Collected data entries:

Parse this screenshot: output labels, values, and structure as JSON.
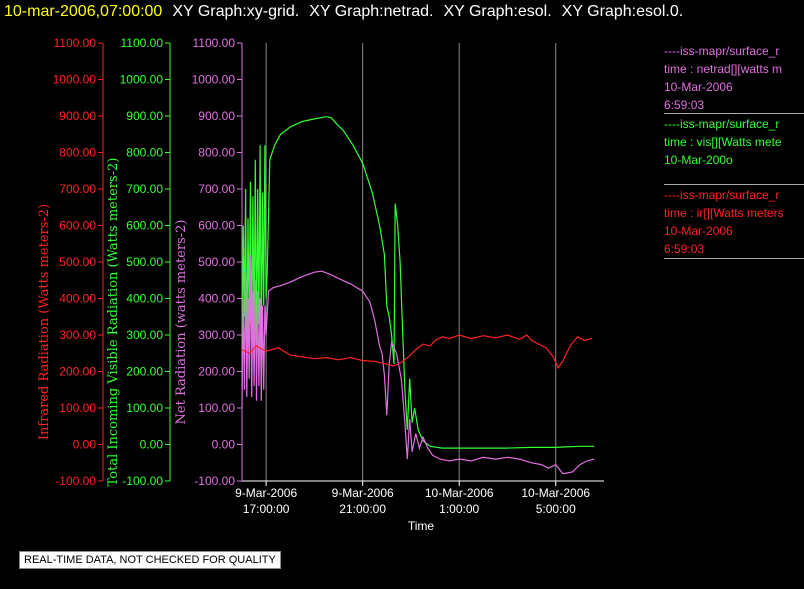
{
  "header": {
    "timestamp": "10-mar-2006,07:00:00",
    "graph_titles": [
      "XY Graph:xy-grid.",
      "XY Graph:netrad.",
      "XY Graph:esol.",
      "XY Graph:esol.0."
    ]
  },
  "legend": [
    {
      "lines": [
        "----iss-mapr/surface_r",
        "time : netrad[][watts m",
        "10-Mar-2006",
        "6:59:03"
      ],
      "color": "#e070e0"
    },
    {
      "lines": [
        "----iss-mapr/surface_r",
        "time : vis[][Watts mete",
        "10-Mar-200o"
      ],
      "color": "#33ff33"
    },
    {
      "lines": [
        "----iss-mapr/surface_r",
        "time : ir[][Watts meters",
        "10-Mar-2006",
        "6:59:03"
      ],
      "color": "#ff2222"
    }
  ],
  "notice": "REAL-TIME DATA, NOT CHECKED FOR QUALITY",
  "chart_data": {
    "type": "line",
    "xlabel": "Time",
    "x_ticks": [
      {
        "hours": 17,
        "label": [
          "9-Mar-2006",
          "17:00:00"
        ]
      },
      {
        "hours": 21,
        "label": [
          "9-Mar-2006",
          "21:00:00"
        ]
      },
      {
        "hours": 25,
        "label": [
          "10-Mar-2006",
          "1:00:00"
        ]
      },
      {
        "hours": 29,
        "label": [
          "10-Mar-2006",
          "5:00:00"
        ]
      }
    ],
    "xlim_hours": [
      16.0,
      31.0
    ],
    "y_axes": [
      {
        "label": "Infrared Radiation (Watts meters-2)",
        "color": "#ff2222",
        "ylim": [
          -100,
          1100
        ]
      },
      {
        "label": "Total Incoming Visible Radiation (Watts meters-2)",
        "color": "#33ff33",
        "ylim": [
          -100,
          1100
        ]
      },
      {
        "label": "Net Radiation (watts meters-2)",
        "color": "#e070e0",
        "ylim": [
          -100,
          1100
        ]
      }
    ],
    "y_ticks": [
      "-100.00",
      "0.00",
      "100.00",
      "200.00",
      "300.00",
      "400.00",
      "500.00",
      "600.00",
      "700.00",
      "800.00",
      "900.00",
      "1000.00",
      "1100.00"
    ],
    "series": [
      {
        "name": "vis",
        "color": "#33ff33",
        "points": [
          [
            16.0,
            160
          ],
          [
            16.05,
            600
          ],
          [
            16.1,
            350
          ],
          [
            16.15,
            700
          ],
          [
            16.2,
            230
          ],
          [
            16.25,
            620
          ],
          [
            16.3,
            330
          ],
          [
            16.35,
            720
          ],
          [
            16.4,
            250
          ],
          [
            16.45,
            680
          ],
          [
            16.5,
            300
          ],
          [
            16.55,
            780
          ],
          [
            16.6,
            250
          ],
          [
            16.65,
            700
          ],
          [
            16.7,
            330
          ],
          [
            16.75,
            820
          ],
          [
            16.8,
            250
          ],
          [
            16.85,
            690
          ],
          [
            16.9,
            380
          ],
          [
            16.95,
            820
          ],
          [
            17.0,
            400
          ],
          [
            17.05,
            480
          ],
          [
            17.15,
            780
          ],
          [
            17.35,
            820
          ],
          [
            17.6,
            850
          ],
          [
            18.0,
            870
          ],
          [
            18.5,
            885
          ],
          [
            19.0,
            892
          ],
          [
            19.5,
            898
          ],
          [
            19.7,
            895
          ],
          [
            19.9,
            880
          ],
          [
            20.2,
            860
          ],
          [
            20.6,
            820
          ],
          [
            21.0,
            770
          ],
          [
            21.4,
            690
          ],
          [
            21.7,
            600
          ],
          [
            21.9,
            520
          ],
          [
            22.0,
            380
          ],
          [
            22.1,
            350
          ],
          [
            22.2,
            300
          ],
          [
            22.3,
            220
          ],
          [
            22.35,
            660
          ],
          [
            22.45,
            600
          ],
          [
            22.55,
            500
          ],
          [
            22.65,
            320
          ],
          [
            22.75,
            150
          ],
          [
            22.85,
            40
          ],
          [
            22.95,
            180
          ],
          [
            23.05,
            60
          ],
          [
            23.15,
            100
          ],
          [
            23.3,
            40
          ],
          [
            23.5,
            10
          ],
          [
            23.8,
            -5
          ],
          [
            24.3,
            -10
          ],
          [
            25.0,
            -10
          ],
          [
            26.0,
            -10
          ],
          [
            27.0,
            -10
          ],
          [
            28.0,
            -8
          ],
          [
            29.0,
            -8
          ],
          [
            30.0,
            -5
          ],
          [
            30.6,
            -5
          ]
        ]
      },
      {
        "name": "netrad",
        "color": "#e070e0",
        "points": [
          [
            16.0,
            100
          ],
          [
            16.05,
            400
          ],
          [
            16.1,
            150
          ],
          [
            16.15,
            480
          ],
          [
            16.2,
            130
          ],
          [
            16.25,
            400
          ],
          [
            16.3,
            180
          ],
          [
            16.35,
            520
          ],
          [
            16.4,
            130
          ],
          [
            16.45,
            420
          ],
          [
            16.5,
            160
          ],
          [
            16.55,
            450
          ],
          [
            16.6,
            120
          ],
          [
            16.65,
            420
          ],
          [
            16.7,
            160
          ],
          [
            16.75,
            400
          ],
          [
            16.8,
            120
          ],
          [
            16.85,
            380
          ],
          [
            16.9,
            150
          ],
          [
            16.95,
            380
          ],
          [
            17.0,
            300
          ],
          [
            17.1,
            420
          ],
          [
            17.3,
            430
          ],
          [
            17.6,
            435
          ],
          [
            18.0,
            445
          ],
          [
            18.5,
            460
          ],
          [
            19.0,
            472
          ],
          [
            19.3,
            475
          ],
          [
            19.7,
            465
          ],
          [
            20.0,
            455
          ],
          [
            20.5,
            440
          ],
          [
            21.0,
            420
          ],
          [
            21.3,
            390
          ],
          [
            21.5,
            340
          ],
          [
            21.7,
            270
          ],
          [
            21.8,
            250
          ],
          [
            21.9,
            190
          ],
          [
            22.0,
            80
          ],
          [
            22.1,
            220
          ],
          [
            22.2,
            280
          ],
          [
            22.4,
            250
          ],
          [
            22.6,
            180
          ],
          [
            22.75,
            60
          ],
          [
            22.85,
            -40
          ],
          [
            22.95,
            70
          ],
          [
            23.05,
            -20
          ],
          [
            23.2,
            30
          ],
          [
            23.35,
            -10
          ],
          [
            23.5,
            20
          ],
          [
            23.7,
            -10
          ],
          [
            23.9,
            -30
          ],
          [
            24.2,
            -40
          ],
          [
            24.6,
            -45
          ],
          [
            25.0,
            -40
          ],
          [
            25.5,
            -45
          ],
          [
            26.0,
            -35
          ],
          [
            26.5,
            -40
          ],
          [
            27.0,
            -35
          ],
          [
            27.5,
            -40
          ],
          [
            28.0,
            -50
          ],
          [
            28.4,
            -55
          ],
          [
            28.7,
            -65
          ],
          [
            29.0,
            -55
          ],
          [
            29.3,
            -80
          ],
          [
            29.7,
            -75
          ],
          [
            30.0,
            -55
          ],
          [
            30.3,
            -45
          ],
          [
            30.6,
            -40
          ]
        ]
      },
      {
        "name": "ir",
        "color": "#ff2222",
        "points": [
          [
            16.0,
            260
          ],
          [
            16.3,
            250
          ],
          [
            16.6,
            270
          ],
          [
            17.0,
            255
          ],
          [
            17.5,
            265
          ],
          [
            18.0,
            245
          ],
          [
            18.5,
            240
          ],
          [
            19.0,
            235
          ],
          [
            19.5,
            238
          ],
          [
            20.0,
            232
          ],
          [
            20.5,
            238
          ],
          [
            21.0,
            230
          ],
          [
            21.5,
            228
          ],
          [
            22.0,
            220
          ],
          [
            22.3,
            215
          ],
          [
            22.6,
            225
          ],
          [
            22.9,
            240
          ],
          [
            23.2,
            260
          ],
          [
            23.5,
            275
          ],
          [
            23.8,
            270
          ],
          [
            24.0,
            285
          ],
          [
            24.3,
            295
          ],
          [
            24.6,
            290
          ],
          [
            25.0,
            300
          ],
          [
            25.5,
            290
          ],
          [
            26.0,
            298
          ],
          [
            26.5,
            292
          ],
          [
            27.0,
            300
          ],
          [
            27.5,
            288
          ],
          [
            27.8,
            300
          ],
          [
            28.0,
            285
          ],
          [
            28.3,
            275
          ],
          [
            28.6,
            265
          ],
          [
            28.9,
            240
          ],
          [
            29.1,
            210
          ],
          [
            29.3,
            230
          ],
          [
            29.6,
            270
          ],
          [
            29.9,
            295
          ],
          [
            30.2,
            285
          ],
          [
            30.5,
            290
          ]
        ]
      }
    ]
  }
}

## PROMPT
Pull out all lines containing "Radiation".

## THE REPLY
        "label": "Infrared Radiation (Watts meters-2)",
        "label": "Total Incoming Visible Radiation (Watts meters-2)",
        "label": "Net Radiation (watts meters-2)",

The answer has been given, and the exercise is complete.